Records from a dataset:
----------
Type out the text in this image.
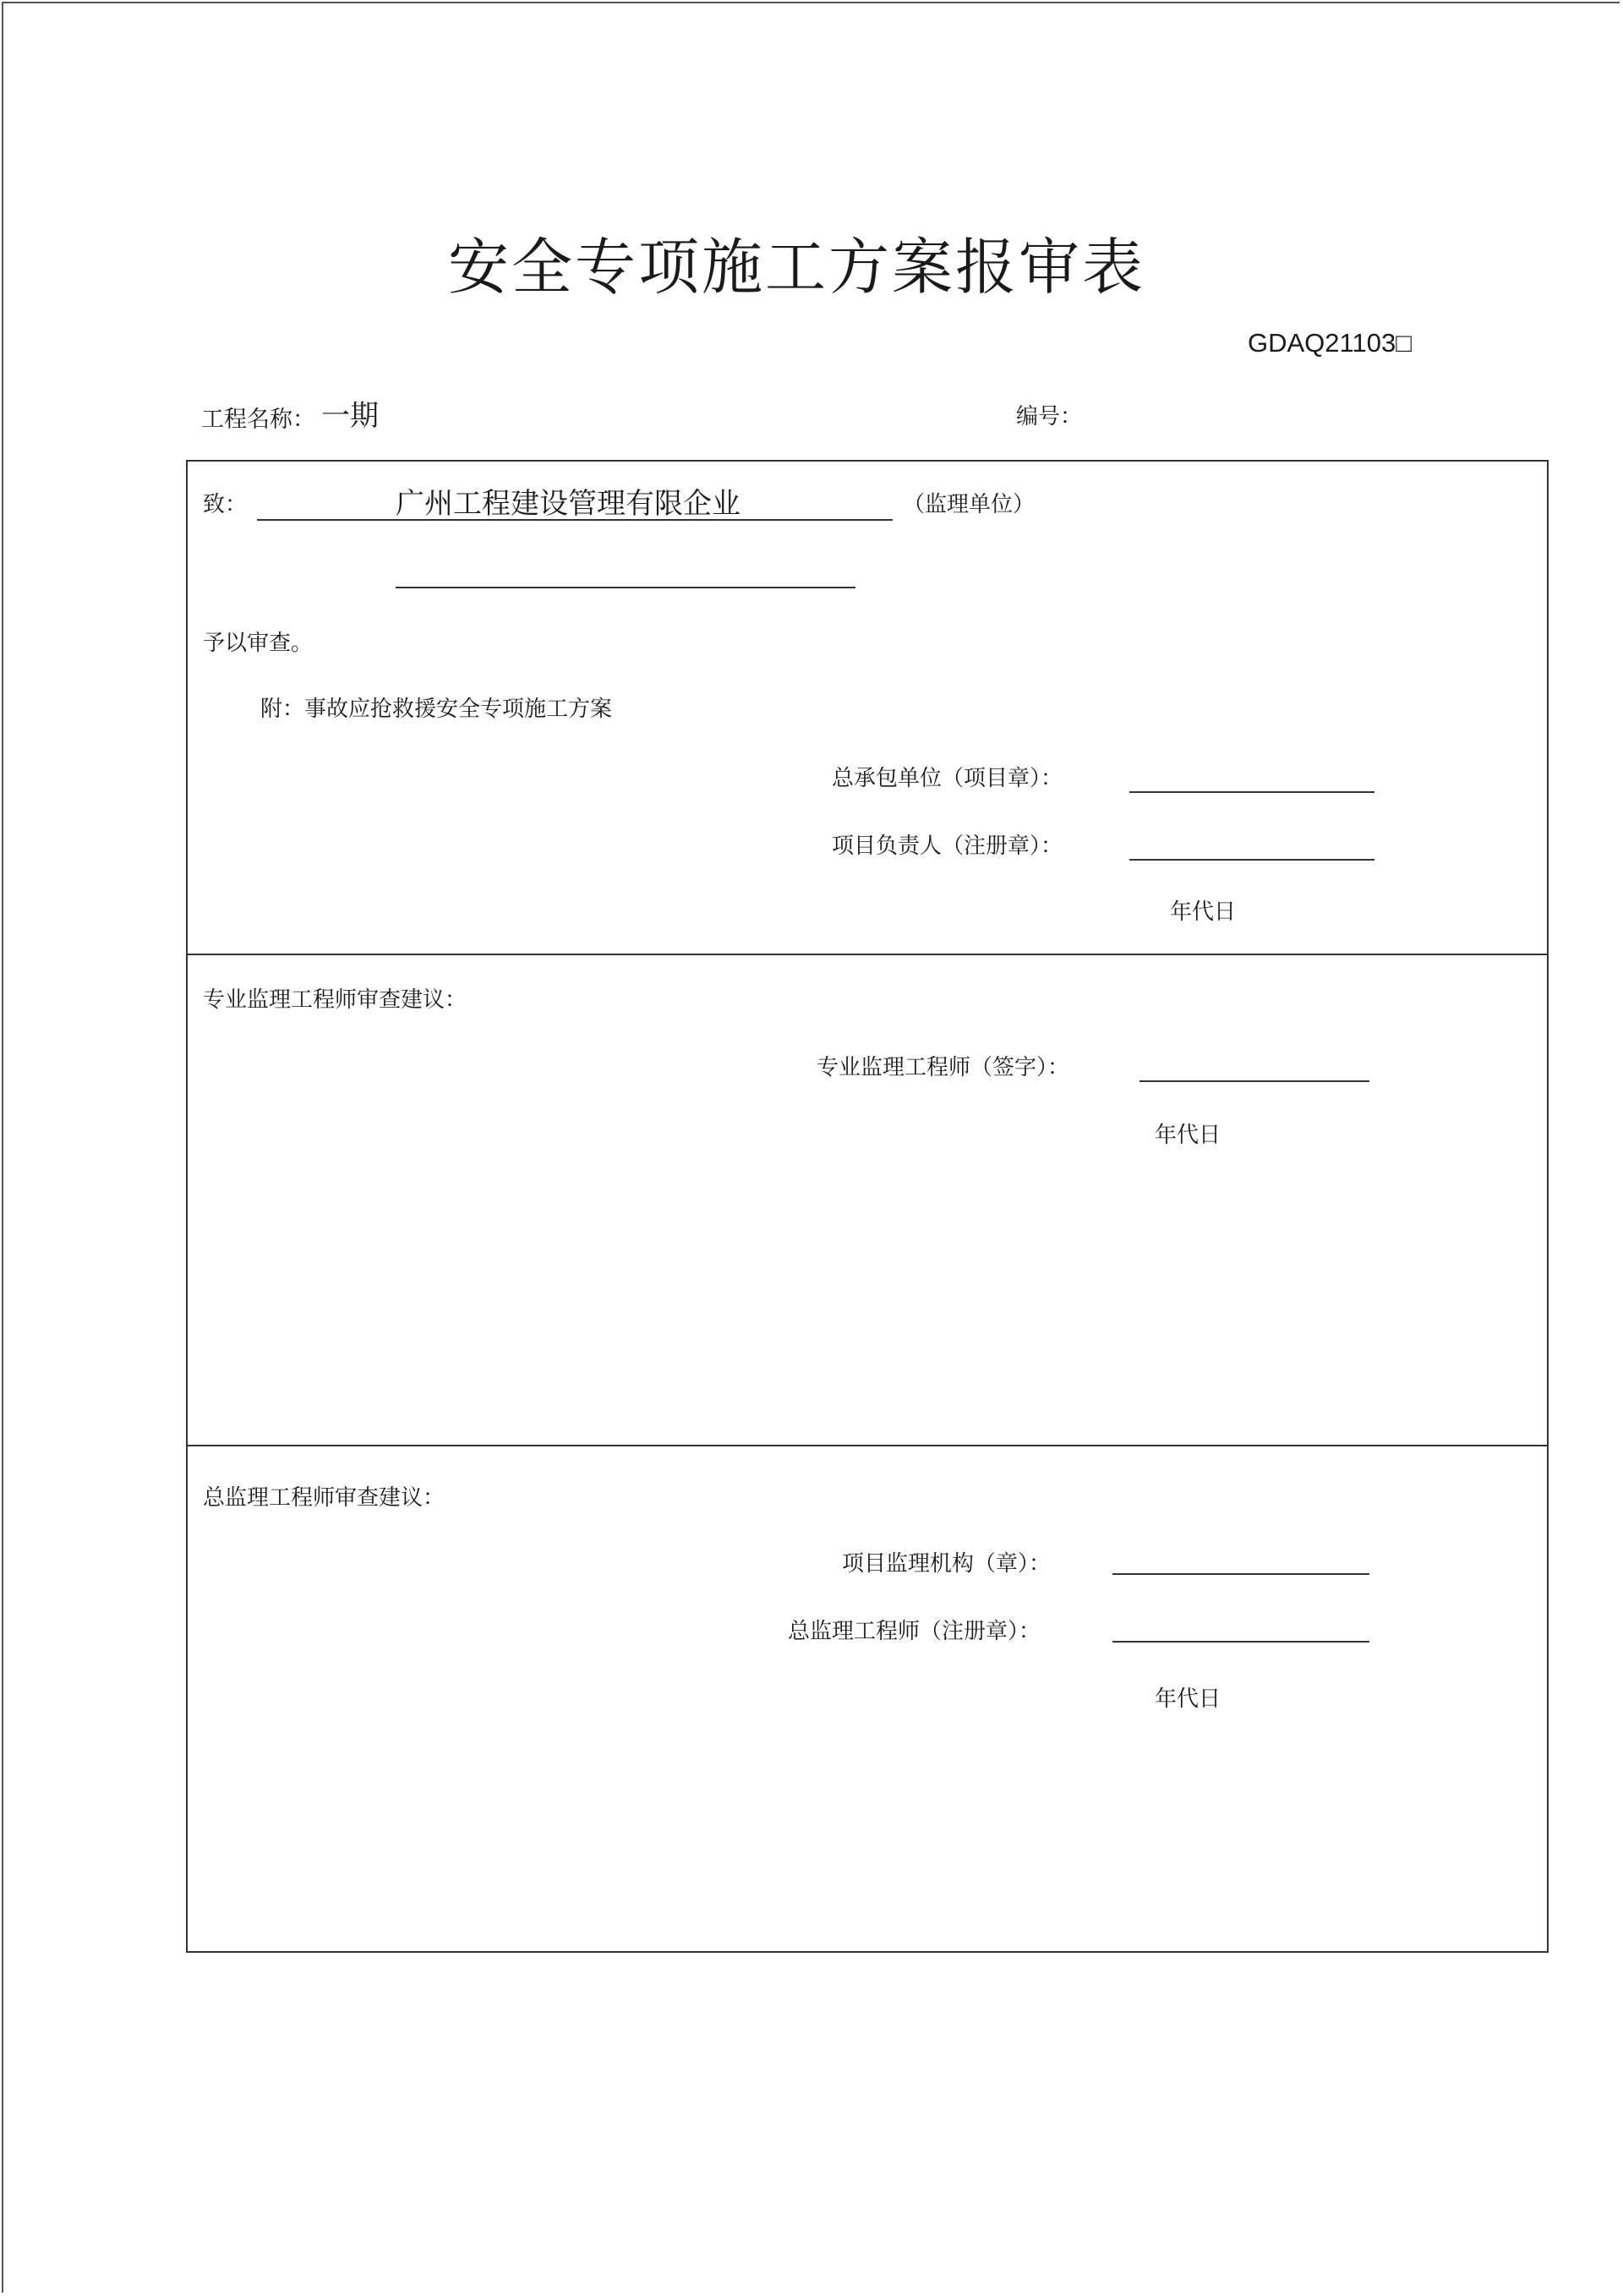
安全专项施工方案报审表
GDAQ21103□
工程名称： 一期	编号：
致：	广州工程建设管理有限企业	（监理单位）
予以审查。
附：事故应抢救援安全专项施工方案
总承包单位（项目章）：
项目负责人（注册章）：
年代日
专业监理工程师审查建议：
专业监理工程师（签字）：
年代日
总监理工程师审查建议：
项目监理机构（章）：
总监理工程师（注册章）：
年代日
----------
Pictures appear in the records above. Output everything except them, exactly.

Type out the text in this image.
安全专项施工方案报审表
GDAQ21103□
工程名称： 一期	编号：
致：	广州工程建设管理有限企业	（监理单位）
予以审查。
附：事故应抢救援安全专项施工方案
总承包单位（项目章）：
项目负责人（注册章）：
年代日
专业监理工程师审查建议：
专业监理工程师（签字）：
年代日
总监理工程师审查建议：
项目监理机构（章）：
总监理工程师（注册章）：
年代日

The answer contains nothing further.